→ **YOUR OBJECTIVE**:
Go through the data below and gather each line containing "color".

## start RECORDS

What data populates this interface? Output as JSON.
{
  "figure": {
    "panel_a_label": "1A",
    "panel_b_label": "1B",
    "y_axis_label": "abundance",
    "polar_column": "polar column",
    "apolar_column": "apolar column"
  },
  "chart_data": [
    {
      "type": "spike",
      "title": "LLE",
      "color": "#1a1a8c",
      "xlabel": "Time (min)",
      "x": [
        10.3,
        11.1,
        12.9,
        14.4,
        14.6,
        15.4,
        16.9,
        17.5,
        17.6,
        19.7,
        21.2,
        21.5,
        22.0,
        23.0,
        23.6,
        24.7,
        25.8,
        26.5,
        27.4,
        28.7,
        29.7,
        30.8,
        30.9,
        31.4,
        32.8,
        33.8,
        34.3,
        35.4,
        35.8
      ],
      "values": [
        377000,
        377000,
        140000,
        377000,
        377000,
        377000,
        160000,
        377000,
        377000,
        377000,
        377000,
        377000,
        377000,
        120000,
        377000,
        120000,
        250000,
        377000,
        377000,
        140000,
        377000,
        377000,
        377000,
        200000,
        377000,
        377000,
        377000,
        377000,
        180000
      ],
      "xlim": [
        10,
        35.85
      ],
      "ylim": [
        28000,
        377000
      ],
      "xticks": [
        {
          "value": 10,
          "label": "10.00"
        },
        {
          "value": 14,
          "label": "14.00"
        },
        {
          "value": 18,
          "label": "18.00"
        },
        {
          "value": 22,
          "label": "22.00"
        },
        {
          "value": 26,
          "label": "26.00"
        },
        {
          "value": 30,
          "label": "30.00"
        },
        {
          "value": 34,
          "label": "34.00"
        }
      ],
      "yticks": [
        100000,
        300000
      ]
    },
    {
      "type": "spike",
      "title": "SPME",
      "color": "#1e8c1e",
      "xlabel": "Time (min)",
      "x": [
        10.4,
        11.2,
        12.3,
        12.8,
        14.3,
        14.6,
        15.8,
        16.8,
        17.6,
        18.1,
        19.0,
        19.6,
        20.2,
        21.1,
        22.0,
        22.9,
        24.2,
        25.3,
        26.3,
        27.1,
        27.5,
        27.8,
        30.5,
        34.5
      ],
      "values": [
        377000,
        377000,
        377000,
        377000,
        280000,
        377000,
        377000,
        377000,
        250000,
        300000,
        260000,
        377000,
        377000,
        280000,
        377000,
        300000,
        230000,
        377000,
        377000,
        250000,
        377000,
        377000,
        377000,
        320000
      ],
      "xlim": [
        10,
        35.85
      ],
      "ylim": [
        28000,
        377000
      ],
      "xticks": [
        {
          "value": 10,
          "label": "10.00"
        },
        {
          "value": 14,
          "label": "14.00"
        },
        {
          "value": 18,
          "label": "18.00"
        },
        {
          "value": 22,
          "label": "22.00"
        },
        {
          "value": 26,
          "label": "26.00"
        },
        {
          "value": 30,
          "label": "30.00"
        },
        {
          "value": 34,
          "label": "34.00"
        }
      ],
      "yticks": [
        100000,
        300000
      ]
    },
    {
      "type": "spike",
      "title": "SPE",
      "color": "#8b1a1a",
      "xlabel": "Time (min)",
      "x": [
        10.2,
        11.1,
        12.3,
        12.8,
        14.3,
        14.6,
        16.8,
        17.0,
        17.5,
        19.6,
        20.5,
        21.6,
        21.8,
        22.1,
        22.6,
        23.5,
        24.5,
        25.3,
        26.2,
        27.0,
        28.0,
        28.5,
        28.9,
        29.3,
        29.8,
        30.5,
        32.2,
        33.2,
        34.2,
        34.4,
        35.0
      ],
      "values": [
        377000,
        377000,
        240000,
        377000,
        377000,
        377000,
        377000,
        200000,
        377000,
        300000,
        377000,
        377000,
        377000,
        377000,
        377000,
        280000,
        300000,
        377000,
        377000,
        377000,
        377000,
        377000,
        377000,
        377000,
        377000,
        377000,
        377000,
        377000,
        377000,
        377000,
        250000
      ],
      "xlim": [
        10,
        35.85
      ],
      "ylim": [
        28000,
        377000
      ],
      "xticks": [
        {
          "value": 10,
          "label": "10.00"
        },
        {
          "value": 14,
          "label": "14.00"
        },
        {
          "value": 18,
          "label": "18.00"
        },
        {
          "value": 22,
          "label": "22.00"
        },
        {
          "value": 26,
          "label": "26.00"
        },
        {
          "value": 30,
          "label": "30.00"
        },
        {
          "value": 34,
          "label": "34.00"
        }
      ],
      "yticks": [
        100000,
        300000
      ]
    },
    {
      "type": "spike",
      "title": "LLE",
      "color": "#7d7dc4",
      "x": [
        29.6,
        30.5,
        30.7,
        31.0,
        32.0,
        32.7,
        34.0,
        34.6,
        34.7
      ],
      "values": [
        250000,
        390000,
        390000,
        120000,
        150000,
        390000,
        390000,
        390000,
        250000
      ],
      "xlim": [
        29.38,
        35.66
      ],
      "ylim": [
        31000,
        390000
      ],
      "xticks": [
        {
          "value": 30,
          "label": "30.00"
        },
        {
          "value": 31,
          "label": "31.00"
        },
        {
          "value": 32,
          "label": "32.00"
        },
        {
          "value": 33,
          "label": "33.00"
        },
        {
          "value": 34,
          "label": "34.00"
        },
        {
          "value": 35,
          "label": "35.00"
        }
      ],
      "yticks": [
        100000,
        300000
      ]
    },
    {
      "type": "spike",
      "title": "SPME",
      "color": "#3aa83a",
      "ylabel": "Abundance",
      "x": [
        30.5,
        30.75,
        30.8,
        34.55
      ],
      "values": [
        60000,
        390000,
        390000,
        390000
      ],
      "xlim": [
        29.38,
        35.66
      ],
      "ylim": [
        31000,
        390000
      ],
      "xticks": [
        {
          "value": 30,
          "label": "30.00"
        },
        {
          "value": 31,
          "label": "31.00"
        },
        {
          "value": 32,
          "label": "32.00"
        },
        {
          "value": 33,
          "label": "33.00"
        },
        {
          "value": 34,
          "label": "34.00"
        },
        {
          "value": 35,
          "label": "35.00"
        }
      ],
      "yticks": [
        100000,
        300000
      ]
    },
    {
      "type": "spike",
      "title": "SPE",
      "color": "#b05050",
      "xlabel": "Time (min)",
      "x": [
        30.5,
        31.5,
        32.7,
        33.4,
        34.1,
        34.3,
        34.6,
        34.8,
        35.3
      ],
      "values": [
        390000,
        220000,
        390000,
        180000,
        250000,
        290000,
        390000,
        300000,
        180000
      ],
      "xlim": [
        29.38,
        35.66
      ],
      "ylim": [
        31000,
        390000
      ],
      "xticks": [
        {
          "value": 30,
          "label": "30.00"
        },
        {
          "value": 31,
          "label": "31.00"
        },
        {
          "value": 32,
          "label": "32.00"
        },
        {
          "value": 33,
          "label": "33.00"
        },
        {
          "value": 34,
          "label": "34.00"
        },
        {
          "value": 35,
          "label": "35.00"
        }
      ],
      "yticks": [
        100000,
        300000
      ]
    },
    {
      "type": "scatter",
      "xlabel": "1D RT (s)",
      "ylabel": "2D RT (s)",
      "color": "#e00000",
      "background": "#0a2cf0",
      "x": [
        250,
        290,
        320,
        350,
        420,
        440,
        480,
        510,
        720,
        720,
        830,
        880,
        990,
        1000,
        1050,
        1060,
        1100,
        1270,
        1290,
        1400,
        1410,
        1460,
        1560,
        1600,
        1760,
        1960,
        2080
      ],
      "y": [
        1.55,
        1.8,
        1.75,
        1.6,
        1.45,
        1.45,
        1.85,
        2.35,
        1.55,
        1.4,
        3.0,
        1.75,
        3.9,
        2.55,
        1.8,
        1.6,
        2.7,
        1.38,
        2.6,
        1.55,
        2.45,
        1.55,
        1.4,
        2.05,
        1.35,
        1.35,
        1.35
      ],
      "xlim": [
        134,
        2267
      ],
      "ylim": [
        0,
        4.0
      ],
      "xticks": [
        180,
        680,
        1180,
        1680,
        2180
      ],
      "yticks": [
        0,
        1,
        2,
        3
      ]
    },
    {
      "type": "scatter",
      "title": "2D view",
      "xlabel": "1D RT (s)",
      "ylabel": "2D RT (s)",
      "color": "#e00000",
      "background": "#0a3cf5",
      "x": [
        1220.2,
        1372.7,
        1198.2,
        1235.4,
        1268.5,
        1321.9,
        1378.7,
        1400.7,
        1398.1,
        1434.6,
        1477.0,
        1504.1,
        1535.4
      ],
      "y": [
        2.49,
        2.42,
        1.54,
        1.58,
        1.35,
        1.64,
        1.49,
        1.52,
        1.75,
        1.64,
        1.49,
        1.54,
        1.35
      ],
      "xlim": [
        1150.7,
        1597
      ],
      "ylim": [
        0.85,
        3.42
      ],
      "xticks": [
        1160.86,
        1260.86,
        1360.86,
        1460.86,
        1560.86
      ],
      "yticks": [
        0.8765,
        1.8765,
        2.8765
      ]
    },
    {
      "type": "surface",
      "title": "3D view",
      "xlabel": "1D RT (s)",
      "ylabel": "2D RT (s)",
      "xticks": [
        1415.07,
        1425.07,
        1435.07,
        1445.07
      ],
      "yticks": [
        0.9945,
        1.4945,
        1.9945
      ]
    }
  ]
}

## end RECORDS

→ **SOLUTION TO THIS PROBLEM**:
      "color": "#1a1a8c",
      "color": "#1e8c1e",
      "color": "#8b1a1a",
      "color": "#7d7dc4",
      "color": "#3aa83a",
      "color": "#b05050",
      "color": "#e00000",
      "color": "#e00000",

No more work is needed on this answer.